TEXT PASSAGE:
━━━━━━━━━━━━━━━━━━━━

This is not the first time Hostess had faced bankruptcy. Near the beginning of the year Hostess had secured bankruptcy financing of up to $75 million from a group of lenders led by Silver Point Finance. This was done in order to keep the factories running and the workers paid.

This is where the Bain capitalization of Hostess supposedly comes in. In 2010, Hostess hired Goldman Sachs and JPMorgan Chase to explore a possible sale to Hershey, Pepperidge Farm and private equity companies, including Blackstone. Hostess couldn’t find a match until Ripplewood Holdings, a private equity firm closely aligned with the Democratic Party and labor union organizations like the AFL-CIO. Ripplewood was founded by Timothy C. Collins, a major Democratic donor.

Fortunately, they did not enter Hostess with the intention of buying it, stripping it and flipping it like the infamous corporate raiders of the 80’s. At the same time, Ripplewood charged millions in consulting fees and oversaw the huge raises to the Hostess executives as part of the earlier bankruptcy proceedings. Ripplewood is expected to lose most, if not all, of the $130 million or so it invested in Hostess.

According to the New York Times, Mr. Collins sought out Richard A. Gephardt, the former House Democratic majority leader, who had become a consultant on labor issues, to help Ripplewood acquire Hostess and work with its unions. Mr. Collins had previously been a donor to Mr. Gephardt’s election campaigns. Mr. Gephardt’s son was reportedly appointed to the Hostess Board and paid $100,000 a year.

According to American Thinker, the Teamsters, notably, are not affiliated with the AFL-CIO, while the Bakers are part of the labor federation headed by Richard Trumka. It is claimed that “Trumka has a long and sordid history of selling out union workers for his personal political power and career advancement.” Clarice Feldman chronicles for readers of American Thinker Trumka’s “sell-out of the mine workers when he headed the United Mine Workers of America, allying with President Obama, who has made clear his intent to close down coal mines and destroy mining jobs, sacrificing his members’ livelihood, while his political sway earned him a promotion from his own union to head up the entire AFL-CIO and emerge as one of Obama’s key allies.”

━━━━━━━━━━━━━━━━━━━━

PROVIDED INFORMATION:

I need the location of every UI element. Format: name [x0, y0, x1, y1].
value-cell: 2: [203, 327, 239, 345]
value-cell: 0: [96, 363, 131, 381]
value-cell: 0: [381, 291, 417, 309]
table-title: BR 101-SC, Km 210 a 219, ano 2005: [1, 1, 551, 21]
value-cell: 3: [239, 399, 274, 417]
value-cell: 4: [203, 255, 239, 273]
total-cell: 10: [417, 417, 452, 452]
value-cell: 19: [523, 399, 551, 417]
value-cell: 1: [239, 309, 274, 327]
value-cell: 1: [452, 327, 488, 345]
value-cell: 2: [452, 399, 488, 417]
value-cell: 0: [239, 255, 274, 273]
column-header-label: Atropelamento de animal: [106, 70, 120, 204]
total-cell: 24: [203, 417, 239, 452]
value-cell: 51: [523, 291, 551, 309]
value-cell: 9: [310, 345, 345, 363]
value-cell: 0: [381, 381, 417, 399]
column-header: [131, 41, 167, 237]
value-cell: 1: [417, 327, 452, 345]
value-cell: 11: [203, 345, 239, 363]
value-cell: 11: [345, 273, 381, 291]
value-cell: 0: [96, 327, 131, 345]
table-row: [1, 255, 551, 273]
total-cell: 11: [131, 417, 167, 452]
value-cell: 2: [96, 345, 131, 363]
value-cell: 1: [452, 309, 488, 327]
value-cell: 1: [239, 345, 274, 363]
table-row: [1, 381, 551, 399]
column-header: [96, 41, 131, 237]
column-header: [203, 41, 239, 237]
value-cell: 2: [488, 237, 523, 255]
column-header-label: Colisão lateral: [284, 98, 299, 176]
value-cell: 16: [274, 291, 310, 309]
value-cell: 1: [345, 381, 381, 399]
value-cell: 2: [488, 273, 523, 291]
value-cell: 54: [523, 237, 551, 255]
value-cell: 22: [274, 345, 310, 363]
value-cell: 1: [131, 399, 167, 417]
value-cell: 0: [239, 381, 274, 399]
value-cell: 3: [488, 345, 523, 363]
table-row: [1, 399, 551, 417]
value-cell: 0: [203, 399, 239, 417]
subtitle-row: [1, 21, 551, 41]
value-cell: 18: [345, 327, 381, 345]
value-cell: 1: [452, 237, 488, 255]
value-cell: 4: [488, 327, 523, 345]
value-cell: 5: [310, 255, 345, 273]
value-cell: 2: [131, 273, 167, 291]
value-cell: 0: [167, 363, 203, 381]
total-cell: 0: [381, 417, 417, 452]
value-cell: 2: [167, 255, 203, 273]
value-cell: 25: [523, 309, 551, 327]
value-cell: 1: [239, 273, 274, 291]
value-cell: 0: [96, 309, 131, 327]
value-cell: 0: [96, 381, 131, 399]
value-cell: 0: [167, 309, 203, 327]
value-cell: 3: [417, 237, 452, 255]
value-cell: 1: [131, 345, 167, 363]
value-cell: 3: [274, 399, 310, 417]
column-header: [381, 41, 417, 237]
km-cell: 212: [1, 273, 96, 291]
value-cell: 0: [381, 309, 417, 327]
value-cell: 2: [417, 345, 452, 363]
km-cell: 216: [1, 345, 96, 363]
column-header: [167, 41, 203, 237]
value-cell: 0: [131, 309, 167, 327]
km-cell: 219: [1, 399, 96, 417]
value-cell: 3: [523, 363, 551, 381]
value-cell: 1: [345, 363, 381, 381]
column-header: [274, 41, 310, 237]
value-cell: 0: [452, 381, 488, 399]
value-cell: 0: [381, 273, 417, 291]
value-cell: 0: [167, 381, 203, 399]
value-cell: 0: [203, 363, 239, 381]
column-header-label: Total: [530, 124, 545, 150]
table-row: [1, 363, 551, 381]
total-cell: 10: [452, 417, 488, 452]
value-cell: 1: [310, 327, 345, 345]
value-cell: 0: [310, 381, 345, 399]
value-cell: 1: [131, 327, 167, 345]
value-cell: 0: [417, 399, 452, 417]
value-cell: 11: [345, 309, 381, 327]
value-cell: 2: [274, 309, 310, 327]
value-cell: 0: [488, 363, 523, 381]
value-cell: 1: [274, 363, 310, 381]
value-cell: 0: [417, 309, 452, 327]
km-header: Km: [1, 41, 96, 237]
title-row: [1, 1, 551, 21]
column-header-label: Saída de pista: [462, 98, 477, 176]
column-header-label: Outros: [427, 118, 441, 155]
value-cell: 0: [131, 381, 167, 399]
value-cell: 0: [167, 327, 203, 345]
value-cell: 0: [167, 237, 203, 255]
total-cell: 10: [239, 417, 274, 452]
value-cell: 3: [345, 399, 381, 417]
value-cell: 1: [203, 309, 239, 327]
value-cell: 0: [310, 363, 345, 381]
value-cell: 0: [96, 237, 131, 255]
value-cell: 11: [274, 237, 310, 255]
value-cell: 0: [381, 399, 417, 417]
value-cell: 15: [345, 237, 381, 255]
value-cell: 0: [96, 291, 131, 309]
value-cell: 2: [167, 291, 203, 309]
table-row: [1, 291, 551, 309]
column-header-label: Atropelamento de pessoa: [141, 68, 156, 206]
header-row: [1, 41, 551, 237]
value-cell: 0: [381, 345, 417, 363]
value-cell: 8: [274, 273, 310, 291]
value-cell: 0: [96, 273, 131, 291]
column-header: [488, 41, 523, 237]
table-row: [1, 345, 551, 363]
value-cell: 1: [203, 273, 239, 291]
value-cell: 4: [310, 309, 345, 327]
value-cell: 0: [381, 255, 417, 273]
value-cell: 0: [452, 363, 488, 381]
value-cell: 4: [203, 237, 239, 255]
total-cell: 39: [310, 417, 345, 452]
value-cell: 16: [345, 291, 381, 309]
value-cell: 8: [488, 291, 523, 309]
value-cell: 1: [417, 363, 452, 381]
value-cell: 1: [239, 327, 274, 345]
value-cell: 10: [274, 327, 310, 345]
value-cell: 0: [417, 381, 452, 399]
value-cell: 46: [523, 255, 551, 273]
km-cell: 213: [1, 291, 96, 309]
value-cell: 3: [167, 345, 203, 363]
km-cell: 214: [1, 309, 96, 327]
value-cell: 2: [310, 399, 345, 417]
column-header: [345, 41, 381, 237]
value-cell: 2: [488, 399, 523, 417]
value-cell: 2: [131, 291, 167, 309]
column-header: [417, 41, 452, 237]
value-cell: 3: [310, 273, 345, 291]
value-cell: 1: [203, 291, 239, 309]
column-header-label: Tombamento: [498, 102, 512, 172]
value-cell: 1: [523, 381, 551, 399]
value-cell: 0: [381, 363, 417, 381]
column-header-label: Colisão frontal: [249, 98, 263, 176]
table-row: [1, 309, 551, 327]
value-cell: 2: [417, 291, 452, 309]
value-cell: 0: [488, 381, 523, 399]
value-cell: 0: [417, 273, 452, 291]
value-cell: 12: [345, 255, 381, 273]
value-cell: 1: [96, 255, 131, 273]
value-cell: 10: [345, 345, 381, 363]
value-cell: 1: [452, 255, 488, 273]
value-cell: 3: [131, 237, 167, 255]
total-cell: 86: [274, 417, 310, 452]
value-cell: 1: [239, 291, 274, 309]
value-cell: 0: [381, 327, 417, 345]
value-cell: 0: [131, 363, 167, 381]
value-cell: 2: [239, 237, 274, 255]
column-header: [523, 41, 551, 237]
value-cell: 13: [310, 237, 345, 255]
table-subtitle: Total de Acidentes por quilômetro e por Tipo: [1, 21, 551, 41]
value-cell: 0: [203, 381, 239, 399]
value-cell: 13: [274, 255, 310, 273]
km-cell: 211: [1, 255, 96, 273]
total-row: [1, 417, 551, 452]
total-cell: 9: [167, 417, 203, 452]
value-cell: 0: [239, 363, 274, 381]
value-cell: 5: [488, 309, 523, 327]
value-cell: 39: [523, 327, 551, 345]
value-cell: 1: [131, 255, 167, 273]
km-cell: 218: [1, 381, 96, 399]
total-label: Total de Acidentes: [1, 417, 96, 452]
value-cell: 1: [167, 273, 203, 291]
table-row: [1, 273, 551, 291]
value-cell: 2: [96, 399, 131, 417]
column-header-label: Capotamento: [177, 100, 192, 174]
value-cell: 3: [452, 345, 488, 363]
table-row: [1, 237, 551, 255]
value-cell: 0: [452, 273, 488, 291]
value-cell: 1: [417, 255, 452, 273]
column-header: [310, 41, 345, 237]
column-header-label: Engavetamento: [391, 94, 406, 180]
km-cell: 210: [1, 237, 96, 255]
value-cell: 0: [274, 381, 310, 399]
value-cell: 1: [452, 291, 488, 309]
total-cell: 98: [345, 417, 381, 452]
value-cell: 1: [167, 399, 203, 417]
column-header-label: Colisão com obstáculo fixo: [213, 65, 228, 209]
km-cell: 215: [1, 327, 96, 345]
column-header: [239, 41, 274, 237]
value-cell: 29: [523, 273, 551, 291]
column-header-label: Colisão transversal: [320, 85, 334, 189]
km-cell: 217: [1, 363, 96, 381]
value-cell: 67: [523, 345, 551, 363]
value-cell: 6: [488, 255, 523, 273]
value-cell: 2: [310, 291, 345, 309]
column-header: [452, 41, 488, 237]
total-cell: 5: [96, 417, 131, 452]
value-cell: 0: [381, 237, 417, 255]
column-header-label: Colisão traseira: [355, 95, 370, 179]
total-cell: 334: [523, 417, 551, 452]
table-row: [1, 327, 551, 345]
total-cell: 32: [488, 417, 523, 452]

━━━━━━━━━━━━━━━━━━━━

EXERCISE GOAL:
Continue the passage on the Hostess bankruptcy, picking up after its final sentence.

OUTPUT BELOW:
What killed Hostess in the end is pure business math. The tastes of Americans have slowly been getting healthier, with companies like Coke only maintaining their market lead because of diet products like the Diet Coke. Other companies have responded to this change, while Hostess did not. According to Forbes, Hostess lost $341 million last year. The money the Bakery Union demanded for worker job compensation simply wasn’t available. Forbes says that “the Teamsters union, whom nobody would ever accuse of wimping out during contract talks, looked at Hostess’ books and acknowledged that the only way to keep the operation afloat would have been for workers to accept lower compensation.”

Forbes raises some serious questions about the action of the unions:

If people lose their jobs because they committed economic hara-kiri, should they still be entitled to receive taxpayer-funded unemployment?

Should the Teamsters union members, whose jobs are also being lost because of the Bakery union’s decision, be allowed to file civil suit against the Bakery union for compensatory damages for the losses they will suffer from the latter’s reckless actions?

Can the rank and file of the bakery union sue their union leaders for professional malpractice? (The malpractice is worse in the union’s case, because most doctors convicted of malpractice don’t intentionally try to harm patients, whereas the Hostess bakery union could see that their action would have a lethal effect, and they went ahead with it anyway.)

At the end of the the Twinkies saga, the final nail in the coffin was that the Bakers Union called for a strike despite Judge Drain having “serious questions as to the logic behind the decision” and walked out on negotiations. A union is supposed to represent the workers to their benefit, not get them fired. In startling contrast to statements by Richard Trumka, Samuel Gompers, the founder of the American Federation of Labor, which became the AFL-CIO, said this over a century ago: “that what workers need is a company that operates at a profit.”